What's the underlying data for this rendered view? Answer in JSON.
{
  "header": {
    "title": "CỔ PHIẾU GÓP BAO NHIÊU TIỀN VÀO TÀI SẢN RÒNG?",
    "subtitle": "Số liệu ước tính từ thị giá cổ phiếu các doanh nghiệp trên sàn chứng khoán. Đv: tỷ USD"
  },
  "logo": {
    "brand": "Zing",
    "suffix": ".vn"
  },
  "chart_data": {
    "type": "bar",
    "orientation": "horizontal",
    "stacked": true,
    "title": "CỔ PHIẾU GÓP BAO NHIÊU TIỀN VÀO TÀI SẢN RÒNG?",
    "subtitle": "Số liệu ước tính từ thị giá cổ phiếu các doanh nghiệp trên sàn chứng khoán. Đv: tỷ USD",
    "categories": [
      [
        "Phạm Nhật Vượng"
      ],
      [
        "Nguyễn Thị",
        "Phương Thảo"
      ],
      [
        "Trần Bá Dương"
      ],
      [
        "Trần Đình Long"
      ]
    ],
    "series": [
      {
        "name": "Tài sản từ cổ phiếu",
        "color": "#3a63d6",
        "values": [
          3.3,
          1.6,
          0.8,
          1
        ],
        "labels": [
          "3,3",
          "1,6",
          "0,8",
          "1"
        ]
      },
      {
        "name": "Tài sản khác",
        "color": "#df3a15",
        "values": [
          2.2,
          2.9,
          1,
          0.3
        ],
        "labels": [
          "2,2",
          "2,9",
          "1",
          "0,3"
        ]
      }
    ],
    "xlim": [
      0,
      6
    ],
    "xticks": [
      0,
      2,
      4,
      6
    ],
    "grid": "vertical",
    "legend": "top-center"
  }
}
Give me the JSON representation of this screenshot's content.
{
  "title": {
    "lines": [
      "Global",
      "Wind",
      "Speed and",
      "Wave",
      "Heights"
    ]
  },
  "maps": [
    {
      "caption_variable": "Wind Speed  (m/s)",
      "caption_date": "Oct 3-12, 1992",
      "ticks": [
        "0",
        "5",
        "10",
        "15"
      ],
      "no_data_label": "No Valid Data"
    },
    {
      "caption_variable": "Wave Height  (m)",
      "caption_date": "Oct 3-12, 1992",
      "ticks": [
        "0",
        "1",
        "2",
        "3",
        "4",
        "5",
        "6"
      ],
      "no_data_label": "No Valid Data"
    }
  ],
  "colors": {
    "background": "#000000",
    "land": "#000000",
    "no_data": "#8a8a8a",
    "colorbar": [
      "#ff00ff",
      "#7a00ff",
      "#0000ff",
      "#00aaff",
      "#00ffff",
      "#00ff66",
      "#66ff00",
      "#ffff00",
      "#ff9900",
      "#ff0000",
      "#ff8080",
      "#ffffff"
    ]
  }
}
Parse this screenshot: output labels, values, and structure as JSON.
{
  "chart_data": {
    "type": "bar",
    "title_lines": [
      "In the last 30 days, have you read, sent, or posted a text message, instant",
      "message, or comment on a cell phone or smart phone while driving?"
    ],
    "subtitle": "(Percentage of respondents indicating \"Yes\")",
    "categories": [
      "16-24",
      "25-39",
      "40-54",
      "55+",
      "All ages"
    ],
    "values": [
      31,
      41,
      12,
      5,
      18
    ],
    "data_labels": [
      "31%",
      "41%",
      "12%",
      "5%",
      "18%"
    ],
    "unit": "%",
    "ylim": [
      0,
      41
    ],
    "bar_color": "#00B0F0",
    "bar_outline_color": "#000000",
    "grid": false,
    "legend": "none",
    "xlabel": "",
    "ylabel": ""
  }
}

§

● Objective:
Starting at the line that contains "Parse this screenshot: output", write out every line to the end of the entries, exactly as given.

● Task response:
Parse this screenshot: output labels, values, and structure as JSON.
{
  "chart_data": {
    "type": "bar",
    "title_lines": [
      "In the last 30 days, have you read, sent, or posted a text message, instant",
      "message, or comment on a cell phone or smart phone while driving?"
    ],
    "subtitle": "(Percentage of respondents indicating \"Yes\")",
    "categories": [
      "16-24",
      "25-39",
      "40-54",
      "55+",
      "All ages"
    ],
    "values": [
      31,
      41,
      12,
      5,
      18
    ],
    "data_labels": [
      "31%",
      "41%",
      "12%",
      "5%",
      "18%"
    ],
    "unit": "%",
    "ylim": [
      0,
      41
    ],
    "bar_color": "#00B0F0",
    "bar_outline_color": "#000000",
    "grid": false,
    "legend": "none",
    "xlabel": "",
    "ylabel": ""
  }
}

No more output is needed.